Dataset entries
— Begin —

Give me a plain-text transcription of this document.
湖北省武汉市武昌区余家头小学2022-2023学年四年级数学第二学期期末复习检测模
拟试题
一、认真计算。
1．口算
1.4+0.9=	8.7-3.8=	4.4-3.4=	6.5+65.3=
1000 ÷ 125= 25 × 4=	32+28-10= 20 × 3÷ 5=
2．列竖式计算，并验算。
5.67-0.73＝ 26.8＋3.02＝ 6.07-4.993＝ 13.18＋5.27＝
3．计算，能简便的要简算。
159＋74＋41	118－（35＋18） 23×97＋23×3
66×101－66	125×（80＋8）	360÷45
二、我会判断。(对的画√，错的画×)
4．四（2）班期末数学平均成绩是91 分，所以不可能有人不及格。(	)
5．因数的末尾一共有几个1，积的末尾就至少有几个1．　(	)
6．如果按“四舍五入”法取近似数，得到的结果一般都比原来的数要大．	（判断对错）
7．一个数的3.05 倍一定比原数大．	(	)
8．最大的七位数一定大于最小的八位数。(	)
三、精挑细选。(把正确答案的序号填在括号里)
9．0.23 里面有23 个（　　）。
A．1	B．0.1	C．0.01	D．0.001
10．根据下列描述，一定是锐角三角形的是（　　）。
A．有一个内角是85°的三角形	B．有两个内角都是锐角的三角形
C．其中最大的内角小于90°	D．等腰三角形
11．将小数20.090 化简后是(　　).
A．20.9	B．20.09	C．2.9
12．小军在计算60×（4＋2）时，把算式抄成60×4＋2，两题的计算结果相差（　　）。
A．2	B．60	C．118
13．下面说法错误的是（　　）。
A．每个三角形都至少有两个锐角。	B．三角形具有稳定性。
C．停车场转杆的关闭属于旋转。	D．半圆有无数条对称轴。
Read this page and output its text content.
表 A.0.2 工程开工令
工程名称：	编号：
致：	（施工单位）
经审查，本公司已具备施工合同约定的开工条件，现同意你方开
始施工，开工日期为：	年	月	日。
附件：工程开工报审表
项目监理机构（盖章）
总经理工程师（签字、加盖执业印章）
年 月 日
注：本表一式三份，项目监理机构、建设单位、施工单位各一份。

— End —

▸ Task to complete: Return every entry exactly as given.

▸ Answer to this problem:
Give me a plain-text transcription of this document.
湖北省武汉市武昌区余家头小学2022-2023学年四年级数学第二学期期末复习检测模
拟试题
一、认真计算。
1．口算
1.4+0.9=	8.7-3.8=	4.4-3.4=	6.5+65.3=
1000 ÷ 125= 25 × 4=	32+28-10= 20 × 3÷ 5=
2．列竖式计算，并验算。
5.67-0.73＝ 26.8＋3.02＝ 6.07-4.993＝ 13.18＋5.27＝
3．计算，能简便的要简算。
159＋74＋41	118－（35＋18） 23×97＋23×3
66×101－66	125×（80＋8）	360÷45
二、我会判断。(对的画√，错的画×)
4．四（2）班期末数学平均成绩是91 分，所以不可能有人不及格。(	)
5．因数的末尾一共有几个1，积的末尾就至少有几个1．　(	)
6．如果按“四舍五入”法取近似数，得到的结果一般都比原来的数要大．	（判断对错）
7．一个数的3.05 倍一定比原数大．	(	)
8．最大的七位数一定大于最小的八位数。(	)
三、精挑细选。(把正确答案的序号填在括号里)
9．0.23 里面有23 个（　　）。
A．1	B．0.1	C．0.01	D．0.001
10．根据下列描述，一定是锐角三角形的是（　　）。
A．有一个内角是85°的三角形	B．有两个内角都是锐角的三角形
C．其中最大的内角小于90°	D．等腰三角形
11．将小数20.090 化简后是(　　).
A．20.9	B．20.09	C．2.9
12．小军在计算60×（4＋2）时，把算式抄成60×4＋2，两题的计算结果相差（　　）。
A．2	B．60	C．118
13．下面说法错误的是（　　）。
A．每个三角形都至少有两个锐角。	B．三角形具有稳定性。
C．停车场转杆的关闭属于旋转。	D．半圆有无数条对称轴。
Read this page and output its text content.
表 A.0.2 工程开工令
工程名称：	编号：
致：	（施工单位）
经审查，本公司已具备施工合同约定的开工条件，现同意你方开
始施工，开工日期为：	年	月	日。
附件：工程开工报审表
项目监理机构（盖章）
总经理工程师（签字、加盖执业印章）
年 月 日
注：本表一式三份，项目监理机构、建设单位、施工单位各一份。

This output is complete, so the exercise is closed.